Exercise details
Make an exact copy of the listing below.

----------

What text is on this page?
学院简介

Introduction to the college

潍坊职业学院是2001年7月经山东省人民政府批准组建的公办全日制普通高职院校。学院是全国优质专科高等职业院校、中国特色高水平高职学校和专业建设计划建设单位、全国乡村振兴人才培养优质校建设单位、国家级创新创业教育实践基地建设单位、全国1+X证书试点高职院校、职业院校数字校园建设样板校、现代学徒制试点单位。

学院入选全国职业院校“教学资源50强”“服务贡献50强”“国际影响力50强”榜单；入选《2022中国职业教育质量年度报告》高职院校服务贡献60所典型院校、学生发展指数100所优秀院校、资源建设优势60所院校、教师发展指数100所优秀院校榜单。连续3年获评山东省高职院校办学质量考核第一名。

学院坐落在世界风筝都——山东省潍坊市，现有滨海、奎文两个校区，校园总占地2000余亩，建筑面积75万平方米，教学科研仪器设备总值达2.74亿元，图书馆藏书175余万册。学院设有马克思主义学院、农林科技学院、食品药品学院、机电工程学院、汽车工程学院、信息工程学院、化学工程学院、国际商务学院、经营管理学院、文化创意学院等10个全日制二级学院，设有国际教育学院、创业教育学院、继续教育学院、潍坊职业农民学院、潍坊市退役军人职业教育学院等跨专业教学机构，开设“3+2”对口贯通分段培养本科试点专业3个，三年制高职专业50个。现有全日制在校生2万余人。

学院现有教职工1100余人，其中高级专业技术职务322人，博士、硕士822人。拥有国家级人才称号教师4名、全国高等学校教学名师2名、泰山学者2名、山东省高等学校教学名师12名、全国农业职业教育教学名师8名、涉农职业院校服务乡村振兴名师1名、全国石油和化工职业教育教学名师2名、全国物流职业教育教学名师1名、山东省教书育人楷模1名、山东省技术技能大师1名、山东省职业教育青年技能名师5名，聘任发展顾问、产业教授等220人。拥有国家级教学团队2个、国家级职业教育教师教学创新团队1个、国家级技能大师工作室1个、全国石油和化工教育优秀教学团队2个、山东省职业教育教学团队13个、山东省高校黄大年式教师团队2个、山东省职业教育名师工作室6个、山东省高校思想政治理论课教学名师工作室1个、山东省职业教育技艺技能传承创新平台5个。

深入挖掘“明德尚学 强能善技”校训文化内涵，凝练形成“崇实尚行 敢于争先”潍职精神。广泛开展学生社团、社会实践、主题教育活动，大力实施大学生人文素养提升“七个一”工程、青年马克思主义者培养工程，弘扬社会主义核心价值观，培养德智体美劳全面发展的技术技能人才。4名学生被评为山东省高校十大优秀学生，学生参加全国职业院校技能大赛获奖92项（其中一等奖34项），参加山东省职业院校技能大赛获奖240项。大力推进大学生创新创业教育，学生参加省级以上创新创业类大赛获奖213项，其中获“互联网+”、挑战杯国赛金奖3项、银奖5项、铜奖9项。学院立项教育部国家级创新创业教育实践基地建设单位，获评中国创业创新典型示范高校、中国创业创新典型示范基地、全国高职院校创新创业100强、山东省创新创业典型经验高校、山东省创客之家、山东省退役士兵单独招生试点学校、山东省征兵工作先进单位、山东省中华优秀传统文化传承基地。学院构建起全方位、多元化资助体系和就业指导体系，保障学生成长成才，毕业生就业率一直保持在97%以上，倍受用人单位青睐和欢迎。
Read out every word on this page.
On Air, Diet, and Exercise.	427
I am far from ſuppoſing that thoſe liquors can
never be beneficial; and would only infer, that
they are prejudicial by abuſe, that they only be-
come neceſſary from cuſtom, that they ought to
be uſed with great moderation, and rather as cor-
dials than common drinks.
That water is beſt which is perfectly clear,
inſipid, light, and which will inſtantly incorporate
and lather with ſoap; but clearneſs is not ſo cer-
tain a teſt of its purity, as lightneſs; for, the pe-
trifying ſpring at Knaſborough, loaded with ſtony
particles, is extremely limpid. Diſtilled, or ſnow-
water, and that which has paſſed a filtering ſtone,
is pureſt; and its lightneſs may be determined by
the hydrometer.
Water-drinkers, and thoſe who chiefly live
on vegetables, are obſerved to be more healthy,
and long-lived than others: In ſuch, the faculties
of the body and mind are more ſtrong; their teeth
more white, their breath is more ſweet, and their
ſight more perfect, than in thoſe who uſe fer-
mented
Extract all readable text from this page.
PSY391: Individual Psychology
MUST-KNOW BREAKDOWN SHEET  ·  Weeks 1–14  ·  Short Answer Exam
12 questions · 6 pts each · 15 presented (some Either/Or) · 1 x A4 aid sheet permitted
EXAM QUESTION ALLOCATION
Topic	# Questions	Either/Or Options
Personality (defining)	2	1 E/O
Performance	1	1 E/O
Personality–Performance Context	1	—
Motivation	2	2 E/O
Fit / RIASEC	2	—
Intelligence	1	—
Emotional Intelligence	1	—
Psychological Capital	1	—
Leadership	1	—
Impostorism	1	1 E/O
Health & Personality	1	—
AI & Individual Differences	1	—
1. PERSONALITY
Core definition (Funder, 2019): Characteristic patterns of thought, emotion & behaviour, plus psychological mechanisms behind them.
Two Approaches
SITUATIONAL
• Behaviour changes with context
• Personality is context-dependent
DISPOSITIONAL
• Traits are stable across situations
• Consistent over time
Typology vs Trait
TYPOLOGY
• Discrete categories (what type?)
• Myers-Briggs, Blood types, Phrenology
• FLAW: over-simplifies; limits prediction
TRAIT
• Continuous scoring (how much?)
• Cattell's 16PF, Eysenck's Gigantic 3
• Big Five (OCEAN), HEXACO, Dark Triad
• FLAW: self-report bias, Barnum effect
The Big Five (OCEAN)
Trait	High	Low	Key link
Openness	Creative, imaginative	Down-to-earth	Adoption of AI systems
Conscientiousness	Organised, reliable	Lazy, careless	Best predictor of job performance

----------

Result below
What text is on this page?
学院简介

Introduction to the college

潍坊职业学院是2001年7月经山东省人民政府批准组建的公办全日制普通高职院校。学院是全国优质专科高等职业院校、中国特色高水平高职学校和专业建设计划建设单位、全国乡村振兴人才培养优质校建设单位、国家级创新创业教育实践基地建设单位、全国1+X证书试点高职院校、职业院校数字校园建设样板校、现代学徒制试点单位。

学院入选全国职业院校“教学资源50强”“服务贡献50强”“国际影响力50强”榜单；入选《2022中国职业教育质量年度报告》高职院校服务贡献60所典型院校、学生发展指数100所优秀院校、资源建设优势60所院校、教师发展指数100所优秀院校榜单。连续3年获评山东省高职院校办学质量考核第一名。

学院坐落在世界风筝都——山东省潍坊市，现有滨海、奎文两个校区，校园总占地2000余亩，建筑面积75万平方米，教学科研仪器设备总值达2.74亿元，图书馆藏书175余万册。学院设有马克思主义学院、农林科技学院、食品药品学院、机电工程学院、汽车工程学院、信息工程学院、化学工程学院、国际商务学院、经营管理学院、文化创意学院等10个全日制二级学院，设有国际教育学院、创业教育学院、继续教育学院、潍坊职业农民学院、潍坊市退役军人职业教育学院等跨专业教学机构，开设“3+2”对口贯通分段培养本科试点专业3个，三年制高职专业50个。现有全日制在校生2万余人。

学院现有教职工1100余人，其中高级专业技术职务322人，博士、硕士822人。拥有国家级人才称号教师4名、全国高等学校教学名师2名、泰山学者2名、山东省高等学校教学名师12名、全国农业职业教育教学名师8名、涉农职业院校服务乡村振兴名师1名、全国石油和化工职业教育教学名师2名、全国物流职业教育教学名师1名、山东省教书育人楷模1名、山东省技术技能大师1名、山东省职业教育青年技能名师5名，聘任发展顾问、产业教授等220人。拥有国家级教学团队2个、国家级职业教育教师教学创新团队1个、国家级技能大师工作室1个、全国石油和化工教育优秀教学团队2个、山东省职业教育教学团队13个、山东省高校黄大年式教师团队2个、山东省职业教育名师工作室6个、山东省高校思想政治理论课教学名师工作室1个、山东省职业教育技艺技能传承创新平台5个。

深入挖掘“明德尚学 强能善技”校训文化内涵，凝练形成“崇实尚行 敢于争先”潍职精神。广泛开展学生社团、社会实践、主题教育活动，大力实施大学生人文素养提升“七个一”工程、青年马克思主义者培养工程，弘扬社会主义核心价值观，培养德智体美劳全面发展的技术技能人才。4名学生被评为山东省高校十大优秀学生，学生参加全国职业院校技能大赛获奖92项（其中一等奖34项），参加山东省职业院校技能大赛获奖240项。大力推进大学生创新创业教育，学生参加省级以上创新创业类大赛获奖213项，其中获“互联网+”、挑战杯国赛金奖3项、银奖5项、铜奖9项。学院立项教育部国家级创新创业教育实践基地建设单位，获评中国创业创新典型示范高校、中国创业创新典型示范基地、全国高职院校创新创业100强、山东省创新创业典型经验高校、山东省创客之家、山东省退役士兵单独招生试点学校、山东省征兵工作先进单位、山东省中华优秀传统文化传承基地。学院构建起全方位、多元化资助体系和就业指导体系，保障学生成长成才，毕业生就业率一直保持在97%以上，倍受用人单位青睐和欢迎。
Read out every word on this page.
On Air, Diet, and Exercise.	427
I am far from ſuppoſing that thoſe liquors can
never be beneficial; and would only infer, that
they are prejudicial by abuſe, that they only be-
come neceſſary from cuſtom, that they ought to
be uſed with great moderation, and rather as cor-
dials than common drinks.
That water is beſt which is perfectly clear,
inſipid, light, and which will inſtantly incorporate
and lather with ſoap; but clearneſs is not ſo cer-
tain a teſt of its purity, as lightneſs; for, the pe-
trifying ſpring at Knaſborough, loaded with ſtony
particles, is extremely limpid. Diſtilled, or ſnow-
water, and that which has paſſed a filtering ſtone,
is pureſt; and its lightneſs may be determined by
the hydrometer.
Water-drinkers, and thoſe who chiefly live
on vegetables, are obſerved to be more healthy,
and long-lived than others: In ſuch, the faculties
of the body and mind are more ſtrong; their teeth
more white, their breath is more ſweet, and their
ſight more perfect, than in thoſe who uſe fer-
mented
Extract all readable text from this page.
PSY391: Individual Psychology
MUST-KNOW BREAKDOWN SHEET  ·  Weeks 1–14  ·  Short Answer Exam
12 questions · 6 pts each · 15 presented (some Either/Or) · 1 x A4 aid sheet permitted
EXAM QUESTION ALLOCATION
Topic	# Questions	Either/Or Options
Personality (defining)	2	1 E/O
Performance	1	1 E/O
Personality–Performance Context	1	—
Motivation	2	2 E/O
Fit / RIASEC	2	—
Intelligence	1	—
Emotional Intelligence	1	—
Psychological Capital	1	—
Leadership	1	—
Impostorism	1	1 E/O
Health & Personality	1	—
AI & Individual Differences	1	—
1. PERSONALITY
Core definition (Funder, 2019): Characteristic patterns of thought, emotion & behaviour, plus psychological mechanisms behind them.
Two Approaches
SITUATIONAL
• Behaviour changes with context
• Personality is context-dependent
DISPOSITIONAL
• Traits are stable across situations
• Consistent over time
Typology vs Trait
TYPOLOGY
• Discrete categories (what type?)
• Myers-Briggs, Blood types, Phrenology
• FLAW: over-simplifies; limits prediction
TRAIT
• Continuous scoring (how much?)
• Cattell's 16PF, Eysenck's Gigantic 3
• Big Five (OCEAN), HEXACO, Dark Triad
• FLAW: self-report bias, Barnum effect
The Big Five (OCEAN)
Trait	High	Low	Key link
Openness	Creative, imaginative	Down-to-earth	Adoption of AI systems
Conscientiousness	Organised, reliable	Lazy, careless	Best predictor of job performance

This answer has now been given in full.